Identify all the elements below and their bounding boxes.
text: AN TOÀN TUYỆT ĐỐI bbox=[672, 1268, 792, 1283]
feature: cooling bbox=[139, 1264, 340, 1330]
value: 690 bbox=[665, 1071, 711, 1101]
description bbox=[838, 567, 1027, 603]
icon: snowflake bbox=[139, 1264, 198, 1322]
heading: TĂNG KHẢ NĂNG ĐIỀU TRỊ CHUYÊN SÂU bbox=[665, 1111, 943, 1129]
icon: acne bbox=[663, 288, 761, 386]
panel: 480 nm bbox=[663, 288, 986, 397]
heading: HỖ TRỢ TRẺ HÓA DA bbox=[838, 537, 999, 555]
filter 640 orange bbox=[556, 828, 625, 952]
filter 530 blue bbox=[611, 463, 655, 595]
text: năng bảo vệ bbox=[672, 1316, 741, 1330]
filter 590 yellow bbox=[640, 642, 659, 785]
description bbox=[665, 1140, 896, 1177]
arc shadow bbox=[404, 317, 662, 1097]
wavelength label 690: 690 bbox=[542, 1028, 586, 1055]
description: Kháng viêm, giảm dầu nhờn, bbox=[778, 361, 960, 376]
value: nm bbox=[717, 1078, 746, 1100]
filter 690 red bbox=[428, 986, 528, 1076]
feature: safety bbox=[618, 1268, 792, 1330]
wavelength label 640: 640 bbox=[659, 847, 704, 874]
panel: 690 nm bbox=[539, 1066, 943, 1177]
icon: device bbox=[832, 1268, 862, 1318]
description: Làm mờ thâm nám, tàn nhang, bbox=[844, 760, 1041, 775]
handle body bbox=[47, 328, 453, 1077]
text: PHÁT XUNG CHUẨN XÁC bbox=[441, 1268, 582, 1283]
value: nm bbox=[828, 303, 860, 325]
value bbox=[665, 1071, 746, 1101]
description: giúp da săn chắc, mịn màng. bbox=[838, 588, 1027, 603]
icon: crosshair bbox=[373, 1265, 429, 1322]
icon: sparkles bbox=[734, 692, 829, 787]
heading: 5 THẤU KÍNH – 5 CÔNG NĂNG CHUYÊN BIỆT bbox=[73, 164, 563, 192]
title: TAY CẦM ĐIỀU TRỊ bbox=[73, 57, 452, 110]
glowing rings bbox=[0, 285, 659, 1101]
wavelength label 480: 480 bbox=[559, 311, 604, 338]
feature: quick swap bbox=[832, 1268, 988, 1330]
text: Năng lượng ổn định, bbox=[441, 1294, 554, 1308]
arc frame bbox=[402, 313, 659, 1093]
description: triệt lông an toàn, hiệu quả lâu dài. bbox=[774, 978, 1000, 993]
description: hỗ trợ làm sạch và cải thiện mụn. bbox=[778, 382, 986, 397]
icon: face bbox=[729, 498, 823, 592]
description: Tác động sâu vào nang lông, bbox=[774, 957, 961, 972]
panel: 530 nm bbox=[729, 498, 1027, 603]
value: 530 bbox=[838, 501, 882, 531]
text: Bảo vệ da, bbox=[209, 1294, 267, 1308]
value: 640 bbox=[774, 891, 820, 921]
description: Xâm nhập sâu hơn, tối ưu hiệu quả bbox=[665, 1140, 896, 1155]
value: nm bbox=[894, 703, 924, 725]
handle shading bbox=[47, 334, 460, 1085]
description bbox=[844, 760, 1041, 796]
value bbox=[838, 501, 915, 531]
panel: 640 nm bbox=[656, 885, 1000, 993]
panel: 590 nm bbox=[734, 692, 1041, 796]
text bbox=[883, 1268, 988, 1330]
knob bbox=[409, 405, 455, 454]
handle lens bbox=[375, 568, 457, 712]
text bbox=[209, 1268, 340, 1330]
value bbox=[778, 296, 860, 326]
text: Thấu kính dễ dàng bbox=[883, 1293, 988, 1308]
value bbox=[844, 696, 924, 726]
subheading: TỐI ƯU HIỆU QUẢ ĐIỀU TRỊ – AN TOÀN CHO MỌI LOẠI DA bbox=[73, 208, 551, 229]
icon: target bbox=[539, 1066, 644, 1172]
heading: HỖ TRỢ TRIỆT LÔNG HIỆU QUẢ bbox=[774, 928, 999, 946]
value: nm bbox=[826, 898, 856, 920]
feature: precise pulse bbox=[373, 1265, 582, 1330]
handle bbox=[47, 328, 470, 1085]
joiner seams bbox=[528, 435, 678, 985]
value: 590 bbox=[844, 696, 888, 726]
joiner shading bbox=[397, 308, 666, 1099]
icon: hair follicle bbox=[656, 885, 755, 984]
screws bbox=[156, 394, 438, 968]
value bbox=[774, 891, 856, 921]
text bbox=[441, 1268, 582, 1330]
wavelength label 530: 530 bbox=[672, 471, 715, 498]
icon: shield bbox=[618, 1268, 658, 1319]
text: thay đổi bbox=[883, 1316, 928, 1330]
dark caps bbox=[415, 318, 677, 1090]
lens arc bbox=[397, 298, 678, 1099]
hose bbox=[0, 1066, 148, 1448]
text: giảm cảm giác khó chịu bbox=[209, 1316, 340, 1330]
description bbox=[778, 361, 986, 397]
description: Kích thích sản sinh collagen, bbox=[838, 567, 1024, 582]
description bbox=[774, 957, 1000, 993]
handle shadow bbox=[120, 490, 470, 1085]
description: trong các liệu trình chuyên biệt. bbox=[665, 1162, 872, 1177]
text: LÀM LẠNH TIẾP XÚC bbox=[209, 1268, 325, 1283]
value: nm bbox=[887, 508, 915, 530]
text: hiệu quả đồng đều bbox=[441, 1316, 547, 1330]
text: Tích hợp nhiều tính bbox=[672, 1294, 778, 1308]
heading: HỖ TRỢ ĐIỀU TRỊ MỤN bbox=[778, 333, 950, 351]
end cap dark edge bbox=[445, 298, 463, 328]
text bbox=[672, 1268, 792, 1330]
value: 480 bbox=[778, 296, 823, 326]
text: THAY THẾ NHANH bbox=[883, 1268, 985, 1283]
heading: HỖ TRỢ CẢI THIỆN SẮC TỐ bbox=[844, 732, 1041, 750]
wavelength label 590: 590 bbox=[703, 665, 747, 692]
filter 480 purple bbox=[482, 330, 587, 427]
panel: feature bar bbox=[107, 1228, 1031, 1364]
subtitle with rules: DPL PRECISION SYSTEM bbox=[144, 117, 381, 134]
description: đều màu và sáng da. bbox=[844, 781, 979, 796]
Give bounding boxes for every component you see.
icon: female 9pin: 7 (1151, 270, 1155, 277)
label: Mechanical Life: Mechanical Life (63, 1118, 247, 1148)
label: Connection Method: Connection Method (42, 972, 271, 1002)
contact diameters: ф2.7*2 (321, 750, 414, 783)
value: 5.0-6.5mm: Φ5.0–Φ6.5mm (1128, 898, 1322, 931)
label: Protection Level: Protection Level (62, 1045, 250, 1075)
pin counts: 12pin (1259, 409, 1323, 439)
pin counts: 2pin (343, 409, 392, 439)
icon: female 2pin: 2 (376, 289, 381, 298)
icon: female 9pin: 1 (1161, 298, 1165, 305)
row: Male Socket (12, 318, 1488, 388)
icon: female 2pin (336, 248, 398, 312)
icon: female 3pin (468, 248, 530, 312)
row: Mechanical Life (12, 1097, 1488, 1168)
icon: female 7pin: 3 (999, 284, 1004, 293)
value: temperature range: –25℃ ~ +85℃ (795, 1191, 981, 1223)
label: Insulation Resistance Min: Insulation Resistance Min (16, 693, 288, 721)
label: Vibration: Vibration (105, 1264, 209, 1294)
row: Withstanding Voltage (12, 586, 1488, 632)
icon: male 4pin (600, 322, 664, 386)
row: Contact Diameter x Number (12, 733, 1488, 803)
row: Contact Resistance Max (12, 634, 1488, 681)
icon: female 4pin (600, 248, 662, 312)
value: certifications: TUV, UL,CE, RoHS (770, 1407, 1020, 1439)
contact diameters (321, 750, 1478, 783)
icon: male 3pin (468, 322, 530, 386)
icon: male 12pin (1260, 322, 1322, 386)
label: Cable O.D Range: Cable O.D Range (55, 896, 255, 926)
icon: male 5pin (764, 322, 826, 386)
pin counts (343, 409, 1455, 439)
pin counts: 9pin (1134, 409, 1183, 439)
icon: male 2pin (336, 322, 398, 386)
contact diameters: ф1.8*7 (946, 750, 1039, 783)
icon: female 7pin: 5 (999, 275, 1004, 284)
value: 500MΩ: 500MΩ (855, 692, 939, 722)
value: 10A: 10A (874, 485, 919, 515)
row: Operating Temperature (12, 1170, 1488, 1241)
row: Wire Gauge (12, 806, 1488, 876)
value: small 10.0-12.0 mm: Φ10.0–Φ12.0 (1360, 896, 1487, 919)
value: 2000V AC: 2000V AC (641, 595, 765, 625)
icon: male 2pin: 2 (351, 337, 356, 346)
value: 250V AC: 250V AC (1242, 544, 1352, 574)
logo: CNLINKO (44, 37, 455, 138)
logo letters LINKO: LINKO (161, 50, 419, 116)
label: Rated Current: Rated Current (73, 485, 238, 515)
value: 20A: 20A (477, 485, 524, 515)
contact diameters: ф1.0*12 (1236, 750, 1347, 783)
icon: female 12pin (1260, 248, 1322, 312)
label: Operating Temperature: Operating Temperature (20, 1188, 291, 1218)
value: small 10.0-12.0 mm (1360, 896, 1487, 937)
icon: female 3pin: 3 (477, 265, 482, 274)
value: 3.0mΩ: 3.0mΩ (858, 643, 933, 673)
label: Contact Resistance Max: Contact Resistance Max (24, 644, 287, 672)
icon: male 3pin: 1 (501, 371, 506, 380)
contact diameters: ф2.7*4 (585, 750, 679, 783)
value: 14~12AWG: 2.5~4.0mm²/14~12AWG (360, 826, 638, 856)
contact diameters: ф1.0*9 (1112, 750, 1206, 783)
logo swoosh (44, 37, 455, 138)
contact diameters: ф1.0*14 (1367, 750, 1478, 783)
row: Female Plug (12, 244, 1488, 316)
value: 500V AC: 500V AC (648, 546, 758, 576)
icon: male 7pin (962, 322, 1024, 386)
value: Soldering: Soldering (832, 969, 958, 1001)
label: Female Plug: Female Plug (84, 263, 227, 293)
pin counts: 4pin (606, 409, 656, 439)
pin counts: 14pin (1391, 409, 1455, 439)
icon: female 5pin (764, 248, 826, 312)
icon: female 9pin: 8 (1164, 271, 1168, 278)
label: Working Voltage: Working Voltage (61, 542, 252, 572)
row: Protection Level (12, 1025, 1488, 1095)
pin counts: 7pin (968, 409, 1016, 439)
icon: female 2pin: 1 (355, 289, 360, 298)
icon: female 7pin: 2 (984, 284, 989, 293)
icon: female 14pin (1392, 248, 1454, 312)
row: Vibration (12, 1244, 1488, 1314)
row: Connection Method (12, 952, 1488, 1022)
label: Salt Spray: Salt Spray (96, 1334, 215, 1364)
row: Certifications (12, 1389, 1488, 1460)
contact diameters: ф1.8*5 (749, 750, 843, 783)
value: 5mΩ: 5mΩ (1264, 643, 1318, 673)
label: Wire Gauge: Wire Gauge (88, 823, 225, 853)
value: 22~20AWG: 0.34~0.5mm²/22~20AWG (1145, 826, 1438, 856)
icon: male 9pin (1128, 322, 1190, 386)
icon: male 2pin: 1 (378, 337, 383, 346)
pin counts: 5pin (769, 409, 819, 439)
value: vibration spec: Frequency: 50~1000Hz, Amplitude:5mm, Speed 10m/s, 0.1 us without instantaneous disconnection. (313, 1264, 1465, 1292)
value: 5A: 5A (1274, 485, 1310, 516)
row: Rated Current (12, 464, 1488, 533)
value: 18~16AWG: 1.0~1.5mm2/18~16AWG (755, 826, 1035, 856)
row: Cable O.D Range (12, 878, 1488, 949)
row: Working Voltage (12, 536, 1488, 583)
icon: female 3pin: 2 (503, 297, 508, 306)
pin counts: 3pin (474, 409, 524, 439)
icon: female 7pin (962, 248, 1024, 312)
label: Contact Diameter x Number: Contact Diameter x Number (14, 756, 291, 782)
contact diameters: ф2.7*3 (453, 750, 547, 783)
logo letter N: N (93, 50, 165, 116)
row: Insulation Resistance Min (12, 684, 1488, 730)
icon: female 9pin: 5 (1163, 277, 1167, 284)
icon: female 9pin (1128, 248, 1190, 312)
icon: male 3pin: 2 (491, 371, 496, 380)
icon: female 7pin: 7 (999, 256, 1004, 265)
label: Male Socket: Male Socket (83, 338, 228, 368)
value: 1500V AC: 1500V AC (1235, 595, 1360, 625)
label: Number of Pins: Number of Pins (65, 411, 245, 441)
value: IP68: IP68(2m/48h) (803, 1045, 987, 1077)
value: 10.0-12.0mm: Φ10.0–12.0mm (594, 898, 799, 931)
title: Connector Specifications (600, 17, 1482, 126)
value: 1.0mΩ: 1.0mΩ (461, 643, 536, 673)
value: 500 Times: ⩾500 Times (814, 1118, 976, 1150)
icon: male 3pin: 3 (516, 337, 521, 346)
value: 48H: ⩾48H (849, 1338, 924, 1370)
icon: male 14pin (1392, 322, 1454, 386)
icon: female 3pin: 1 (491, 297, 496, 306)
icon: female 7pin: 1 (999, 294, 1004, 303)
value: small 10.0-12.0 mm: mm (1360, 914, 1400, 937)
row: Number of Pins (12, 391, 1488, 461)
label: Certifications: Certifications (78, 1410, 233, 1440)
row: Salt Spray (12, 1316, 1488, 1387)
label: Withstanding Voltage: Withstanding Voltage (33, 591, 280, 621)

★ ★ ★ ★ ★

# EXERCISE AIM
Write out the rows verbatim, beginning at the start of the rows and continuing through the line that contains "icon: snowflake bbox=[139, 1264, 198, 1322]", with both of these lines included.

# ANSWER FOR THIS EXERCISE
Identify all the elements below and their bounding boxes.
text: AN TOÀN TUYỆT ĐỐI bbox=[672, 1268, 792, 1283]
feature: cooling bbox=[139, 1264, 340, 1330]
value: 690 bbox=[665, 1071, 711, 1101]
description bbox=[838, 567, 1027, 603]
icon: snowflake bbox=[139, 1264, 198, 1322]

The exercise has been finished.